Quote the records word for word from their first line through the line containing "292, 691, 307]", including that line.

[START Data supplied]

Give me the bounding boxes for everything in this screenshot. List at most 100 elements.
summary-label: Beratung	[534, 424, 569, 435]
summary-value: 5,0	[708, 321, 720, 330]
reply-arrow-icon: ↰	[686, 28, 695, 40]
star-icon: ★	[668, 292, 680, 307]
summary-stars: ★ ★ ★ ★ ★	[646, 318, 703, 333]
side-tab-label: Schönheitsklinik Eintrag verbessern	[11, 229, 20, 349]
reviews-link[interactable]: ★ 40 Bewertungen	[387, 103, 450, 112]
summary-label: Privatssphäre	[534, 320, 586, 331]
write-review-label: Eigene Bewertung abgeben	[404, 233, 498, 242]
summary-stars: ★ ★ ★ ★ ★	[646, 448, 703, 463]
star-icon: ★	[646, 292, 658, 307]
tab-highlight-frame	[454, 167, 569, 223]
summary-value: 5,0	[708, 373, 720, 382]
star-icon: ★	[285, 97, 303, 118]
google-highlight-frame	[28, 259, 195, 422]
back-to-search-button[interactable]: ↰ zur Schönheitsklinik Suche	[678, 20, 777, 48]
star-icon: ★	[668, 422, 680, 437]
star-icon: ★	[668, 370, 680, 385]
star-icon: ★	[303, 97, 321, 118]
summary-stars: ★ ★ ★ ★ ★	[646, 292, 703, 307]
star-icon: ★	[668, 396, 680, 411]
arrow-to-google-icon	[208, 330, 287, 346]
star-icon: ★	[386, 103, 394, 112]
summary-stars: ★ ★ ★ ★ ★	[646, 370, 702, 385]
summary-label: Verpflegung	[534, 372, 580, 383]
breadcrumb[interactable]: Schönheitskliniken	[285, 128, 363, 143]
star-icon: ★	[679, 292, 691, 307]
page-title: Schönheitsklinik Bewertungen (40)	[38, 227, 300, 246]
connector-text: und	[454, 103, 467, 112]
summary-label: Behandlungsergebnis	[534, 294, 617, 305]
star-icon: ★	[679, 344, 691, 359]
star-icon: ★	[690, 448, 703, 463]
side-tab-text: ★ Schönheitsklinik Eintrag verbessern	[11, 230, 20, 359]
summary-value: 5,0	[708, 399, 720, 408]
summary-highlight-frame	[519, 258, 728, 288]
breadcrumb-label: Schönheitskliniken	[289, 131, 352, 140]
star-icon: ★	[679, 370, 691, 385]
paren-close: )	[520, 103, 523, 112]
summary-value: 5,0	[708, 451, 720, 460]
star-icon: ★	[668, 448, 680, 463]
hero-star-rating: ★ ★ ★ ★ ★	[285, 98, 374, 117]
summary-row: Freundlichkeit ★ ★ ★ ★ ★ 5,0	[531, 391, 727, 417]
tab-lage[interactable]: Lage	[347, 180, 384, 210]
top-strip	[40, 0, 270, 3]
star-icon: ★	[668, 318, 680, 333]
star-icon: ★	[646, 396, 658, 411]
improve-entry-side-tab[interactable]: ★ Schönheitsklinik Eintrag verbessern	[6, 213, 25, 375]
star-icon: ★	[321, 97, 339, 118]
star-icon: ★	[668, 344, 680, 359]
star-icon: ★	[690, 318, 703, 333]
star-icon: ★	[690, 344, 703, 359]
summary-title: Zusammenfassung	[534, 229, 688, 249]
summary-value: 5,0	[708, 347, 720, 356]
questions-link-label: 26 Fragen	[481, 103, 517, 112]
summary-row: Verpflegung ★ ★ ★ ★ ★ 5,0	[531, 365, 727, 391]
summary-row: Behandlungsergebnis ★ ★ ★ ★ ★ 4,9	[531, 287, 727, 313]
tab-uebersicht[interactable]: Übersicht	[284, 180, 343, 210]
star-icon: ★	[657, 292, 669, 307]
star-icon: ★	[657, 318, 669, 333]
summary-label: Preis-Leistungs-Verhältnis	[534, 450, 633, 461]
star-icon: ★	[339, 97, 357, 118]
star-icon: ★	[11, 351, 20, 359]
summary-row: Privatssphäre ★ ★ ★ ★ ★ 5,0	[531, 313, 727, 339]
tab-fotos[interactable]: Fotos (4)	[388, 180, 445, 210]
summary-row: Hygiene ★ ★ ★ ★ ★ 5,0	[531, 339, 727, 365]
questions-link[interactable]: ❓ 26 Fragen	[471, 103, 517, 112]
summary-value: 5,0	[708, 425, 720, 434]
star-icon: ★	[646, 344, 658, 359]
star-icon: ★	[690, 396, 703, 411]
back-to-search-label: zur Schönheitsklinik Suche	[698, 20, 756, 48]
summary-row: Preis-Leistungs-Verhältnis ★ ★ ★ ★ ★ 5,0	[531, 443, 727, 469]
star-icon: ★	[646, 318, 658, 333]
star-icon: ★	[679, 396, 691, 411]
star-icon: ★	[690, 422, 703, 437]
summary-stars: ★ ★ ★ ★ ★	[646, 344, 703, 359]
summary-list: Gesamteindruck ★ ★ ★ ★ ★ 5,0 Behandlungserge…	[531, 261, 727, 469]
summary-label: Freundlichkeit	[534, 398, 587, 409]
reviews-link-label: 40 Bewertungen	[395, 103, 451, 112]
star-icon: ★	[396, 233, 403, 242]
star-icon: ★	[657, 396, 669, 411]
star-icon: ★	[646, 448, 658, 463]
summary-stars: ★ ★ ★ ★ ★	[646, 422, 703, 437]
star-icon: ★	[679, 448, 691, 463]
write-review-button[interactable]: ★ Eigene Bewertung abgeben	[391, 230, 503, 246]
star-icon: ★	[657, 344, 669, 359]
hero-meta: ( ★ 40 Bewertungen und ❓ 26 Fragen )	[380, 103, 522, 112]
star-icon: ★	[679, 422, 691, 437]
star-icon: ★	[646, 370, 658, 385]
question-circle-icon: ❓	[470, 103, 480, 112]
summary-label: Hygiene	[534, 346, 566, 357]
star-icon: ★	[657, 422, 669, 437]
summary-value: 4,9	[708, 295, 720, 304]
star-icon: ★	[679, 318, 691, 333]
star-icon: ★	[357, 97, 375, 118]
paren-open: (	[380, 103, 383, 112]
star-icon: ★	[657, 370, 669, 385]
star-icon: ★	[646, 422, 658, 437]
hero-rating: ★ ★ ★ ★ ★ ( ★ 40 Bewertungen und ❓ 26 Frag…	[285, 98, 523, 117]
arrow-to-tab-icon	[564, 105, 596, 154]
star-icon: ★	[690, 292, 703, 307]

[END Data supplied]

▸ Task result
Give me the bounding boxes for everything in this screenshot. List at most 100 elements.
summary-label: Beratung	[534, 424, 569, 435]
summary-value: 5,0	[708, 321, 720, 330]
reply-arrow-icon: ↰	[686, 28, 695, 40]
star-icon: ★	[668, 292, 680, 307]
summary-stars: ★ ★ ★ ★ ★	[646, 318, 703, 333]
side-tab-label: Schönheitsklinik Eintrag verbessern	[11, 229, 20, 349]
reviews-link[interactable]: ★ 40 Bewertungen	[387, 103, 450, 112]
summary-label: Privatssphäre	[534, 320, 586, 331]
write-review-label: Eigene Bewertung abgeben	[404, 233, 498, 242]
summary-stars: ★ ★ ★ ★ ★	[646, 448, 703, 463]
star-icon: ★	[646, 292, 658, 307]
tab-highlight-frame	[454, 167, 569, 223]
summary-value: 5,0	[708, 373, 720, 382]
star-icon: ★	[285, 97, 303, 118]
google-highlight-frame	[28, 259, 195, 422]
back-to-search-button[interactable]: ↰ zur Schönheitsklinik Suche	[678, 20, 777, 48]
star-icon: ★	[668, 422, 680, 437]
star-icon: ★	[668, 370, 680, 385]
star-icon: ★	[303, 97, 321, 118]
summary-stars: ★ ★ ★ ★ ★	[646, 292, 703, 307]
star-icon: ★	[668, 396, 680, 411]
arrow-to-google-icon	[208, 330, 287, 346]
star-icon: ★	[386, 103, 394, 112]
summary-stars: ★ ★ ★ ★ ★	[646, 370, 702, 385]
summary-label: Verpflegung	[534, 372, 580, 383]
breadcrumb[interactable]: Schönheitskliniken	[285, 128, 363, 143]
star-icon: ★	[679, 292, 691, 307]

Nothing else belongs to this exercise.